- [Requirements]
Pick every line with "ریکوری" from the material below.

───── Material provided ─────

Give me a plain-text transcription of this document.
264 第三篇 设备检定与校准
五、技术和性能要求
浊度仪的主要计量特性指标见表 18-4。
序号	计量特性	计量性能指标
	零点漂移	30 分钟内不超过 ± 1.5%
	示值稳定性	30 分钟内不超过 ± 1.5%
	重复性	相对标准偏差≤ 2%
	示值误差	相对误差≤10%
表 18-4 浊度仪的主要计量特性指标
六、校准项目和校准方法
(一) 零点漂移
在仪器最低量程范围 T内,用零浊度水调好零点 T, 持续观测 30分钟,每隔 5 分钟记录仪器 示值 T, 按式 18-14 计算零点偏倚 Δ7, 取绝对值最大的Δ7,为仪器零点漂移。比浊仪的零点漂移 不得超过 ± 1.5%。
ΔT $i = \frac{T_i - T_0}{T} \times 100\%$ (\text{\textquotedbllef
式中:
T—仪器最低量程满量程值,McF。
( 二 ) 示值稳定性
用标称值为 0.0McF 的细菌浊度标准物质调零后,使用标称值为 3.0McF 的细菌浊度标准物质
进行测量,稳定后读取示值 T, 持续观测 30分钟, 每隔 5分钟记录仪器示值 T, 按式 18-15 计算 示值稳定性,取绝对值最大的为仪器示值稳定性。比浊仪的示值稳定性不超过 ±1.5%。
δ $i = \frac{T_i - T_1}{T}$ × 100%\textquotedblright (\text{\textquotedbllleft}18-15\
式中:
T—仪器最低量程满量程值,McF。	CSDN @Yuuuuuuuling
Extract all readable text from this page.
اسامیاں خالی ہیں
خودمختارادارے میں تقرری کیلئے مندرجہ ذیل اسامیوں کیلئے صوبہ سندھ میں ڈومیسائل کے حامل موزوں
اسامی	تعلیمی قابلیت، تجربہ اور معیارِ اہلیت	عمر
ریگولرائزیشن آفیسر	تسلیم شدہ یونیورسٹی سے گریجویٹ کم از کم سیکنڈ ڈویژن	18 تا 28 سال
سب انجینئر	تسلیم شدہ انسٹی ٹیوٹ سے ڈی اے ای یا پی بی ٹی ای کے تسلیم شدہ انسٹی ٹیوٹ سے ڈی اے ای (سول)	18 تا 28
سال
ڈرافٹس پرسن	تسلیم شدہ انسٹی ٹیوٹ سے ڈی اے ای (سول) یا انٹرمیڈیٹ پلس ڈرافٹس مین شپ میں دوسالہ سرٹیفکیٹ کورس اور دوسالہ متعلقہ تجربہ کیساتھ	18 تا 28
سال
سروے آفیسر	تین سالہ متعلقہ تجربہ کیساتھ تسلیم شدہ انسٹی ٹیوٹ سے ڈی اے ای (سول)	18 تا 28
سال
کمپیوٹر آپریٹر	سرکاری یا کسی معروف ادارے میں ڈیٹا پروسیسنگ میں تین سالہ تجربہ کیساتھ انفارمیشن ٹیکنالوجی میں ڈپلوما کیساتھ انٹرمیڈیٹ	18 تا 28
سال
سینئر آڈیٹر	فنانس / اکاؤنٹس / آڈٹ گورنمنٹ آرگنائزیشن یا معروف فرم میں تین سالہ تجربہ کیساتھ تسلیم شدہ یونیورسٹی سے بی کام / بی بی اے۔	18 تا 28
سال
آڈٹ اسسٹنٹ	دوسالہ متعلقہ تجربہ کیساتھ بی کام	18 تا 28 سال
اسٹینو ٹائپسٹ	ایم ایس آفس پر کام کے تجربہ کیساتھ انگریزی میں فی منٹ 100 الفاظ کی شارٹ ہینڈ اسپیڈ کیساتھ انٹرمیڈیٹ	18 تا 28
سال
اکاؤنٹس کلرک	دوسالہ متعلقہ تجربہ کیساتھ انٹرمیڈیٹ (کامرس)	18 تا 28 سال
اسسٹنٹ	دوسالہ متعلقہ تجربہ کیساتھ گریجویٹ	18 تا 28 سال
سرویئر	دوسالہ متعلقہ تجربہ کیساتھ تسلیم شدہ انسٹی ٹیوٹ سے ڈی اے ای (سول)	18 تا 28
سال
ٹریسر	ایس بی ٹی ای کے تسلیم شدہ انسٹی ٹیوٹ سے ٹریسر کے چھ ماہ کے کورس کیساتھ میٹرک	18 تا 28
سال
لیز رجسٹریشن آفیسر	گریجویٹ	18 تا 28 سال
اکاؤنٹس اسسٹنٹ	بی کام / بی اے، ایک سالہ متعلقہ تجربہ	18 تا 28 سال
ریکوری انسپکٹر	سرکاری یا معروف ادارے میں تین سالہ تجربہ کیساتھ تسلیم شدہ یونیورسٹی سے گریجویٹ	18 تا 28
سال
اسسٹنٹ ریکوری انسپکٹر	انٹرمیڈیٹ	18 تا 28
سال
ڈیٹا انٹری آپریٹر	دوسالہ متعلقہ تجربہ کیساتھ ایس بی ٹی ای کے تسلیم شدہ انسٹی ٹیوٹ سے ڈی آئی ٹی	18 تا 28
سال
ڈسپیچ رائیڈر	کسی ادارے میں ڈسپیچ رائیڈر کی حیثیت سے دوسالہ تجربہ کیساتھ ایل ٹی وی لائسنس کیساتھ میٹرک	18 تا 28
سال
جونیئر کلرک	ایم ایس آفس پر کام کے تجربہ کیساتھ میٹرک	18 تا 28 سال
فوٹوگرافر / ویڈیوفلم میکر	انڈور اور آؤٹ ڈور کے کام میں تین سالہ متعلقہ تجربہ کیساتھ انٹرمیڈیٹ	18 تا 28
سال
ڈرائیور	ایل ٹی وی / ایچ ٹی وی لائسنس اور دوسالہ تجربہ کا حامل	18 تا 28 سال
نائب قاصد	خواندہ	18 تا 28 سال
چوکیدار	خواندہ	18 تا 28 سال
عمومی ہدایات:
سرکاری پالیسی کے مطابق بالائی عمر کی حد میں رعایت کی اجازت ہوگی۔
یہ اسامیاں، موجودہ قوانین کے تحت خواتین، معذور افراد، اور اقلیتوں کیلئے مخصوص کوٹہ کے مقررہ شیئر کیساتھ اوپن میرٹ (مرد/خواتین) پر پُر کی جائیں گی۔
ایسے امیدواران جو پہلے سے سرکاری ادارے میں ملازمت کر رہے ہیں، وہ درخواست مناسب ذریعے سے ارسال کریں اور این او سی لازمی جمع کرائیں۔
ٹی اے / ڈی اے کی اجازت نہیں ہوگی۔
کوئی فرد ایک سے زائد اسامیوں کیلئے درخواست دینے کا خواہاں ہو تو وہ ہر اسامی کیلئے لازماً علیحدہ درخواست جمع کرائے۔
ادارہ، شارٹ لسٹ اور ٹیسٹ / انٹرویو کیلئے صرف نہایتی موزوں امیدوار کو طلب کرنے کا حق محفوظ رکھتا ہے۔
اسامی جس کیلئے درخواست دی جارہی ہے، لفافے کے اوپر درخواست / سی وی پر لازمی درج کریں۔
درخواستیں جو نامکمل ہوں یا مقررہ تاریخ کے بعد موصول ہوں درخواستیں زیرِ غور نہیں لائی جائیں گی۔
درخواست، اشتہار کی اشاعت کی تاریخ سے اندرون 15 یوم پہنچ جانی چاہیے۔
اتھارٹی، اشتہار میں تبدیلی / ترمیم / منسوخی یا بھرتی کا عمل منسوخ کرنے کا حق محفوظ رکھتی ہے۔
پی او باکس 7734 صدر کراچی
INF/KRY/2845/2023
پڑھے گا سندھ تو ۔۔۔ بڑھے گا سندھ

─────

- [Right answer]
ریکوری انسپکٹر	سرکاری یا معروف ادارے میں تین سالہ تجربہ کیساتھ تسلیم شدہ یونیورسٹی سے گریجویٹ	18 تا 28
اسسٹنٹ ریکوری انسپکٹر	انٹرمیڈیٹ	18 تا 28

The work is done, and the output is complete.